• TASK DESCRIPTION:
Search the records below for the word "Gestão". Pull out each line that has it.

• STORED DATA:
********

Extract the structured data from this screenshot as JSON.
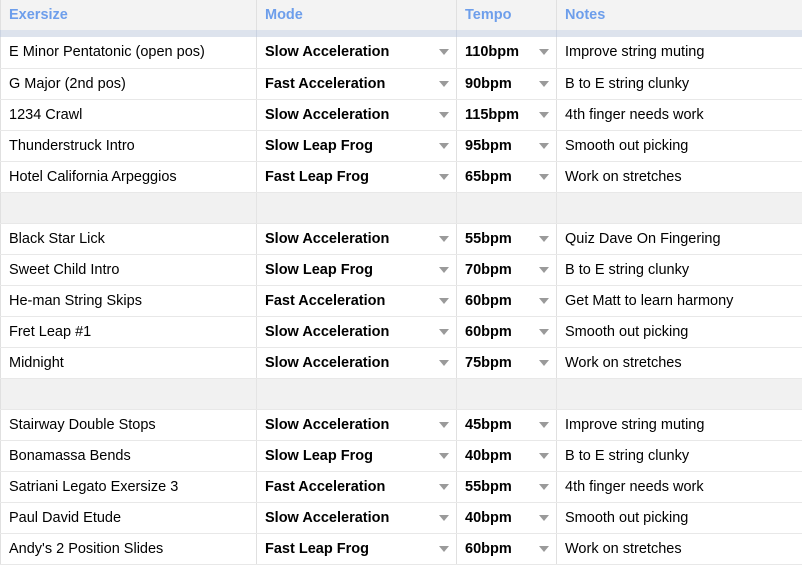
{
  "table": {
    "columns": [
      {
        "key": "exersize",
        "label": "Exersize"
      },
      {
        "key": "mode",
        "label": "Mode"
      },
      {
        "key": "tempo",
        "label": "Tempo"
      },
      {
        "key": "notes",
        "label": "Notes"
      }
    ],
    "header_text_color": "#6d9eeb",
    "header_bg_color": "#f3f3f3",
    "freeze_bar_color": "#dde3ed",
    "spacer_bg_color": "#f1f1f1",
    "dropdown_icon": "chevron-down-icon",
    "rows": [
      {
        "type": "data",
        "exersize": "E Minor Pentatonic (open pos)",
        "mode": "Slow Acceleration",
        "tempo": "110bpm",
        "notes": "Improve string muting"
      },
      {
        "type": "data",
        "exersize": "G Major (2nd pos)",
        "mode": "Fast Acceleration",
        "tempo": "90bpm",
        "notes": "B to E string clunky"
      },
      {
        "type": "data",
        "exersize": "1234 Crawl",
        "mode": "Slow Acceleration",
        "tempo": "115bpm",
        "notes": "4th finger needs work"
      },
      {
        "type": "data",
        "exersize": "Thunderstruck Intro",
        "mode": "Slow Leap Frog",
        "tempo": "95bpm",
        "notes": "Smooth out picking"
      },
      {
        "type": "data",
        "exersize": "Hotel California Arpeggios",
        "mode": "Fast Leap Frog",
        "tempo": "65bpm",
        "notes": "Work on stretches"
      },
      {
        "type": "spacer",
        "exersize": "",
        "mode": "",
        "tempo": "",
        "notes": ""
      },
      {
        "type": "data",
        "exersize": "Black Star Lick",
        "mode": "Slow Acceleration",
        "tempo": "55bpm",
        "notes": "Quiz Dave On Fingering"
      },
      {
        "type": "data",
        "exersize": "Sweet Child Intro",
        "mode": "Slow Leap Frog",
        "tempo": "70bpm",
        "notes": "B to E string clunky"
      },
      {
        "type": "data",
        "exersize": "He-man String Skips",
        "mode": "Fast Acceleration",
        "tempo": "60bpm",
        "notes": "Get Matt to learn harmony"
      },
      {
        "type": "data",
        "exersize": "Fret Leap #1",
        "mode": "Slow Acceleration",
        "tempo": "60bpm",
        "notes": "Smooth out picking"
      },
      {
        "type": "data",
        "exersize": "Midnight",
        "mode": "Slow Acceleration",
        "tempo": "75bpm",
        "notes": "Work on stretches"
      },
      {
        "type": "spacer",
        "exersize": "",
        "mode": "",
        "tempo": "",
        "notes": ""
      },
      {
        "type": "data",
        "exersize": "Stairway Double Stops",
        "mode": "Slow Acceleration",
        "tempo": "45bpm",
        "notes": "Improve string muting"
      },
      {
        "type": "data",
        "exersize": "Bonamassa Bends",
        "mode": "Slow Leap Frog",
        "tempo": "40bpm",
        "notes": "B to E string clunky"
      },
      {
        "type": "data",
        "exersize": "Satriani Legato Exersize 3",
        "mode": "Fast Acceleration",
        "tempo": "55bpm",
        "notes": "4th finger needs work"
      },
      {
        "type": "data",
        "exersize": "Paul David Etude",
        "mode": "Slow Acceleration",
        "tempo": "40bpm",
        "notes": "Smooth out picking"
      },
      {
        "type": "data",
        "exersize": "Andy's 2 Position Slides",
        "mode": "Fast Leap Frog",
        "tempo": "60bpm",
        "notes": "Work on stretches"
      }
    ]
  }
}
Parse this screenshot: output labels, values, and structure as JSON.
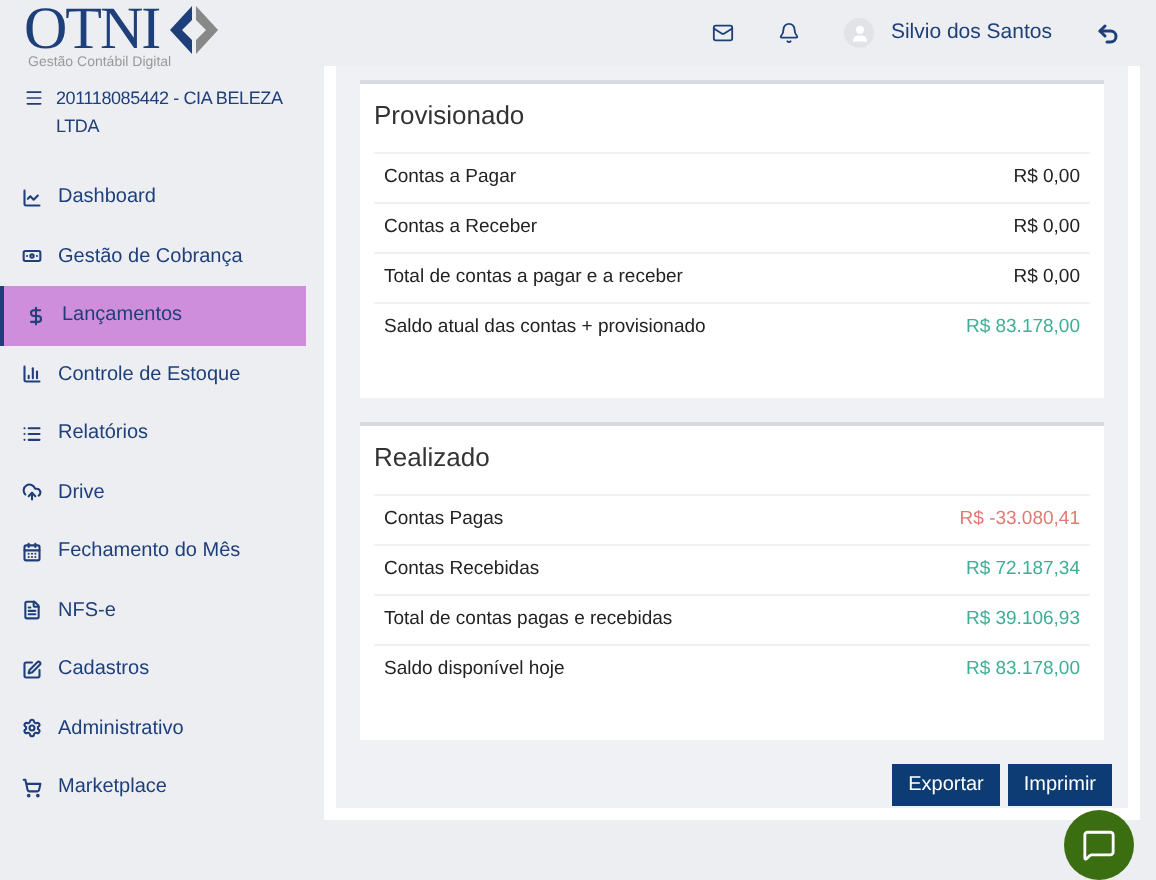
{
  "logo": {
    "name": "OTNI",
    "tagline": "Gestão Contábil Digital"
  },
  "company": "201118085442 - CIA BELEZA LTDA",
  "menu": [
    {
      "label": "Dashboard",
      "selected": false
    },
    {
      "label": "Gestão de Cobrança",
      "selected": false
    },
    {
      "label": "Lançamentos",
      "selected": true
    },
    {
      "label": "Controle de Estoque",
      "selected": false
    },
    {
      "label": "Relatórios",
      "selected": false
    },
    {
      "label": "Drive",
      "selected": false
    },
    {
      "label": "Fechamento do Mês",
      "selected": false
    },
    {
      "label": "NFS-e",
      "selected": false
    },
    {
      "label": "Cadastros",
      "selected": false
    },
    {
      "label": "Administrativo",
      "selected": false
    },
    {
      "label": "Marketplace",
      "selected": false
    }
  ],
  "header": {
    "user": "Silvio dos Santos"
  },
  "sections": [
    {
      "title": "Provisionado",
      "rows": [
        {
          "label": "Contas a Pagar",
          "value": "R$ 0,00",
          "color": "#222222"
        },
        {
          "label": "Contas a Receber",
          "value": "R$ 0,00",
          "color": "#222222"
        },
        {
          "label": "Total de contas a pagar e a receber",
          "value": "R$ 0,00",
          "color": "#222222"
        },
        {
          "label": "Saldo atual das contas + provisionado",
          "value": "R$ 83.178,00",
          "color": "#3fae97"
        }
      ]
    },
    {
      "title": "Realizado",
      "rows": [
        {
          "label": "Contas Pagas",
          "value": "R$ -33.080,41",
          "color": "#e07a72"
        },
        {
          "label": "Contas Recebidas",
          "value": "R$ 72.187,34",
          "color": "#3fae97"
        },
        {
          "label": "Total de contas pagas e recebidas",
          "value": "R$ 39.106,93",
          "color": "#3fae97"
        },
        {
          "label": "Saldo disponível hoje",
          "value": "R$ 83.178,00",
          "color": "#3fae97"
        }
      ]
    }
  ],
  "buttons": [
    "Exportar",
    "Imprimir"
  ]
}
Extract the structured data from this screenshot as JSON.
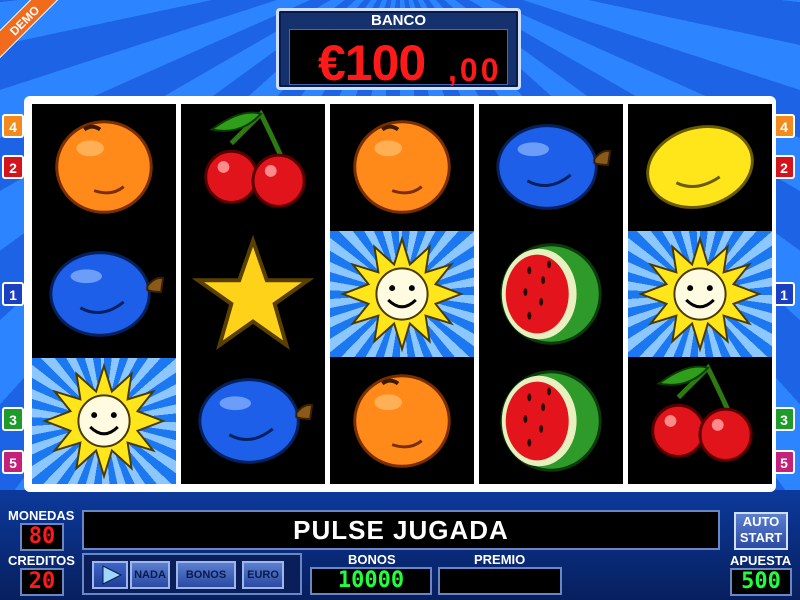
{
  "demo_label": "DEMO",
  "banco": {
    "label": "BANCO",
    "amount": "€100",
    "cents": ",00"
  },
  "lines_left": [
    "4",
    "2",
    "1",
    "3",
    "5"
  ],
  "lines_right": [
    "4",
    "2",
    "1",
    "3",
    "5"
  ],
  "reels": [
    [
      "orange",
      "plum",
      "sun"
    ],
    [
      "cherries",
      "star",
      "plum"
    ],
    [
      "orange",
      "sun",
      "orange"
    ],
    [
      "plum",
      "watermelon",
      "watermelon"
    ],
    [
      "lemon",
      "sun",
      "cherries"
    ]
  ],
  "monedas": {
    "label": "MONEDAS",
    "value": "80"
  },
  "creditos": {
    "label": "CREDITOS",
    "value": "20"
  },
  "message": "PULSE JUGADA",
  "buttons": {
    "nada": "NADA",
    "bonos": "BONOS",
    "euro": "EURO",
    "play_number": "1"
  },
  "bonos": {
    "label": "BONOS",
    "value": "10000"
  },
  "premio": {
    "label": "PREMIO",
    "value": ""
  },
  "autostart": {
    "line1": "AUTO",
    "line2": "START"
  },
  "apuesta": {
    "label": "APUESTA",
    "value": "500"
  },
  "colors": {
    "banco_digits": "#ff1a1a",
    "counter_green": "#1fff3a"
  }
}
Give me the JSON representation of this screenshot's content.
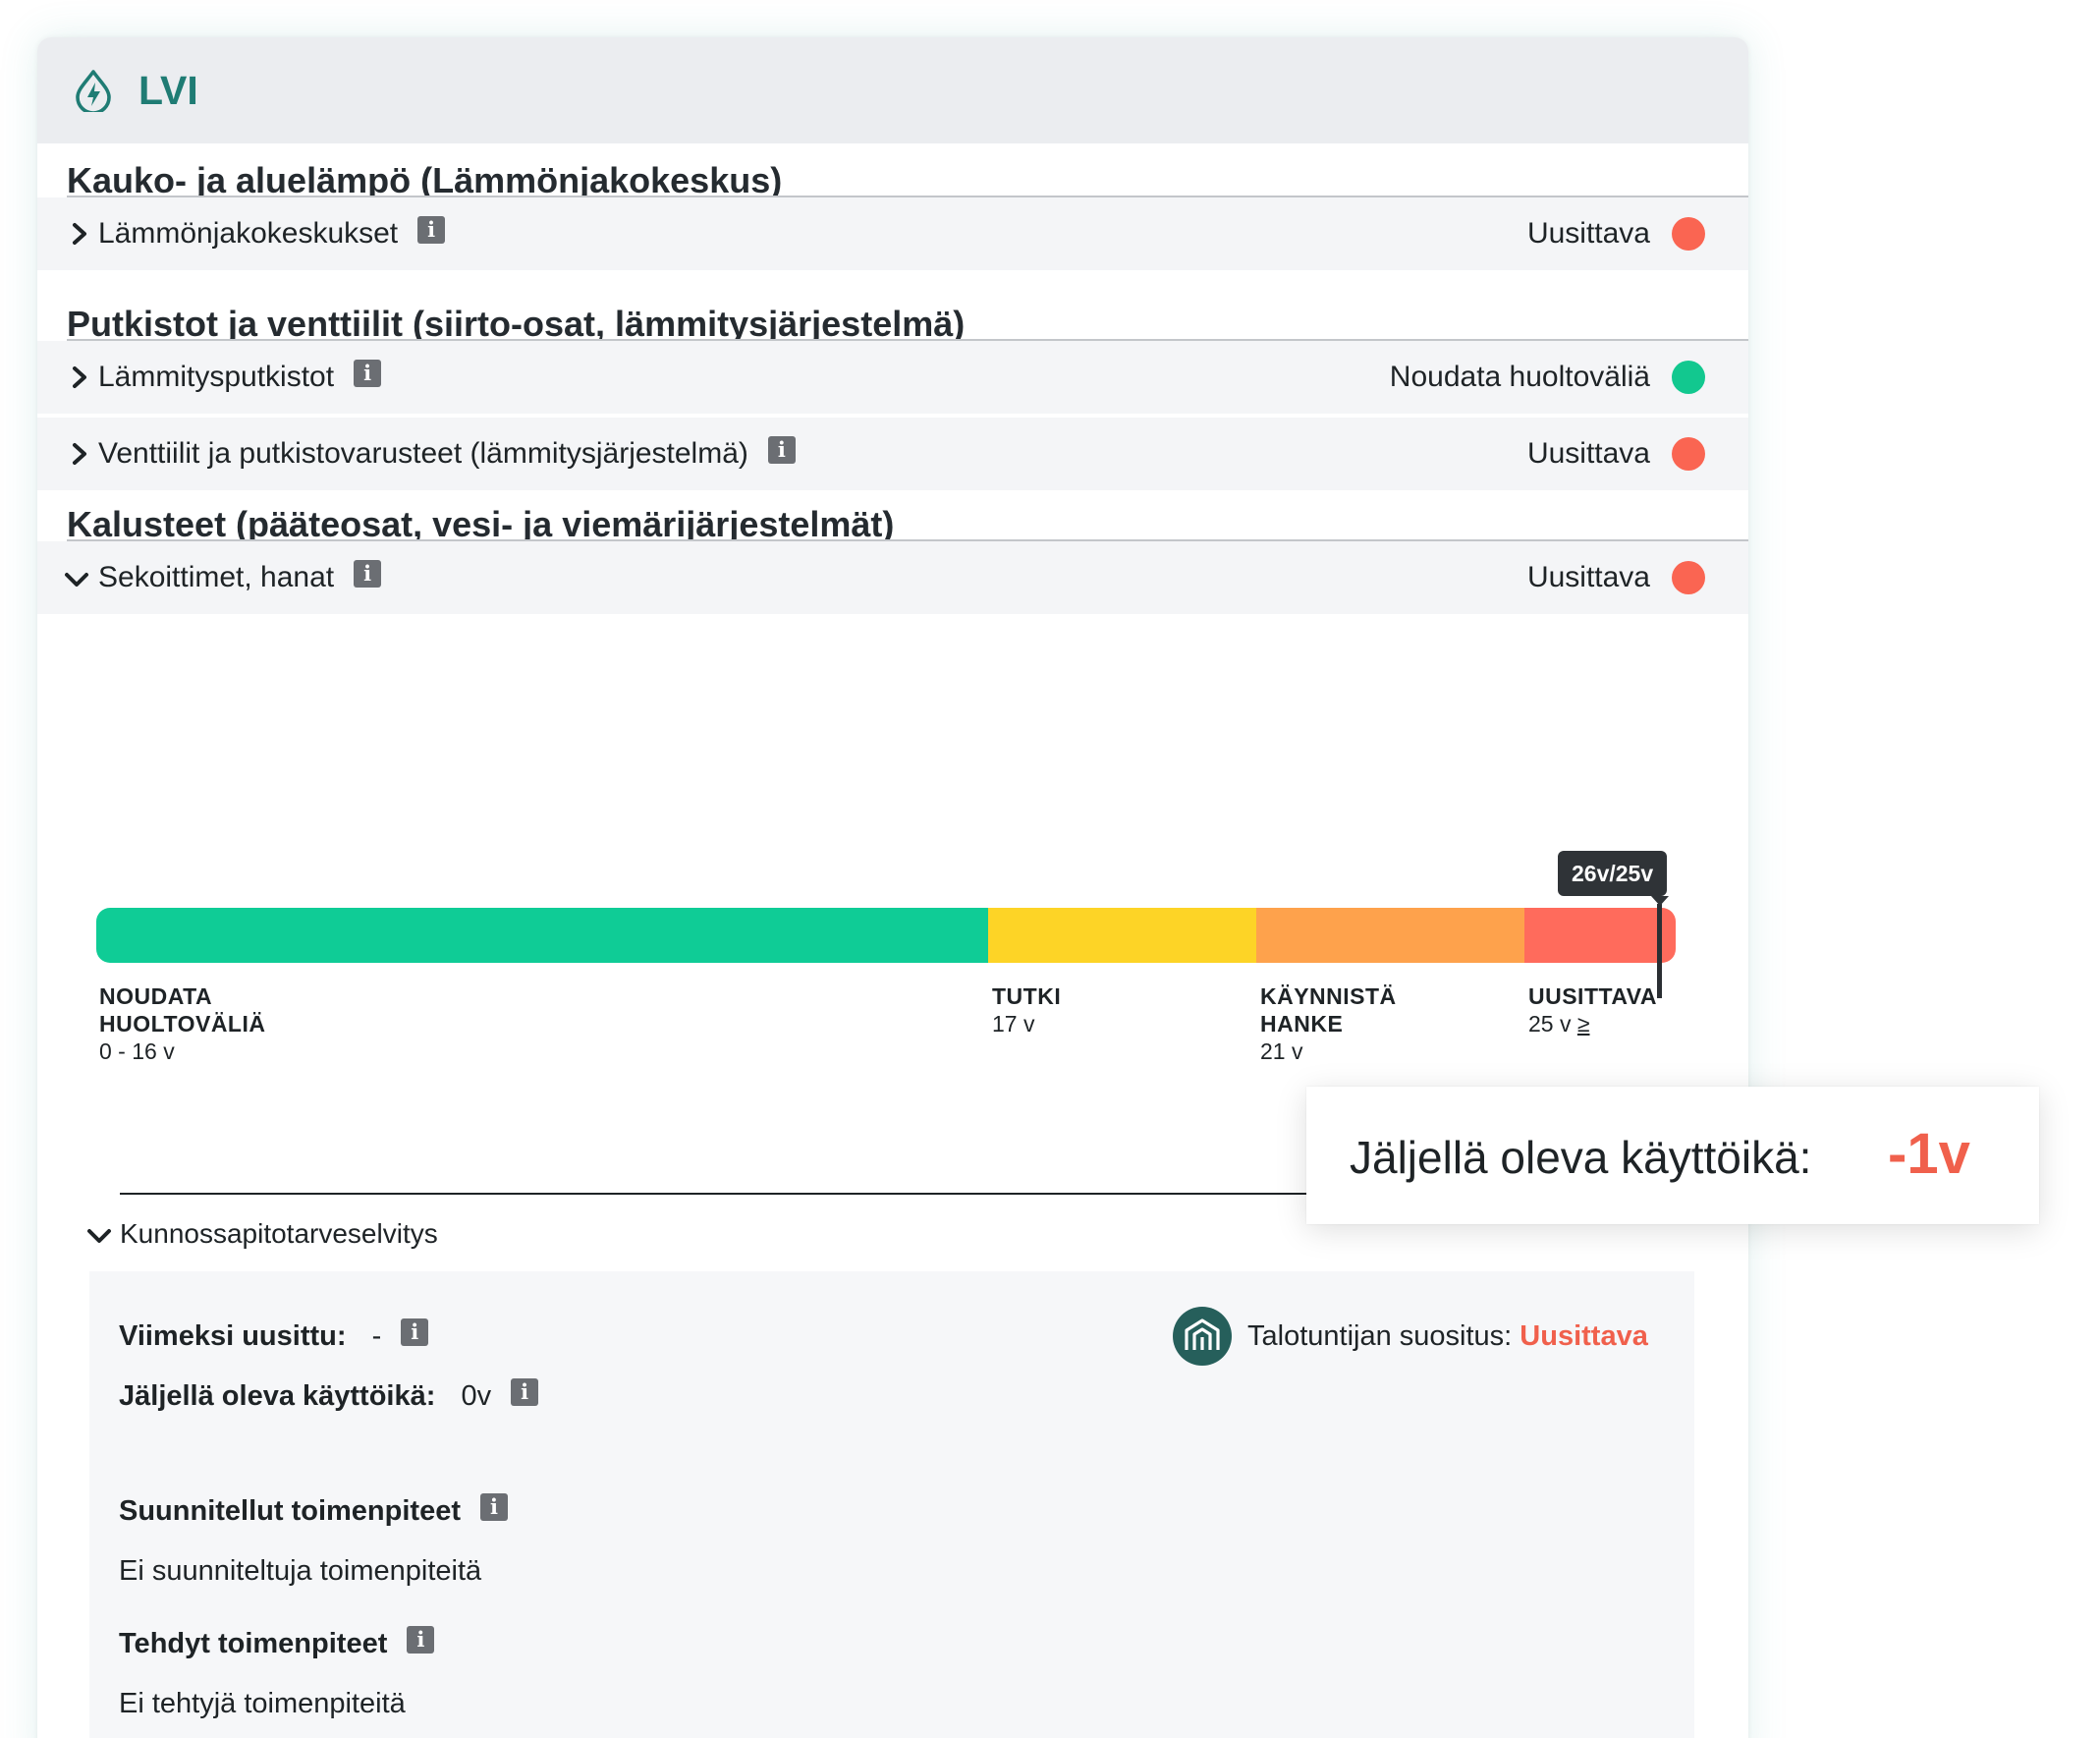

********

• ANSWER FOR THIS EXERCISE:
    "tagline": "Gestão Contábil Digital"
      "label": "Gestão de Cobrança",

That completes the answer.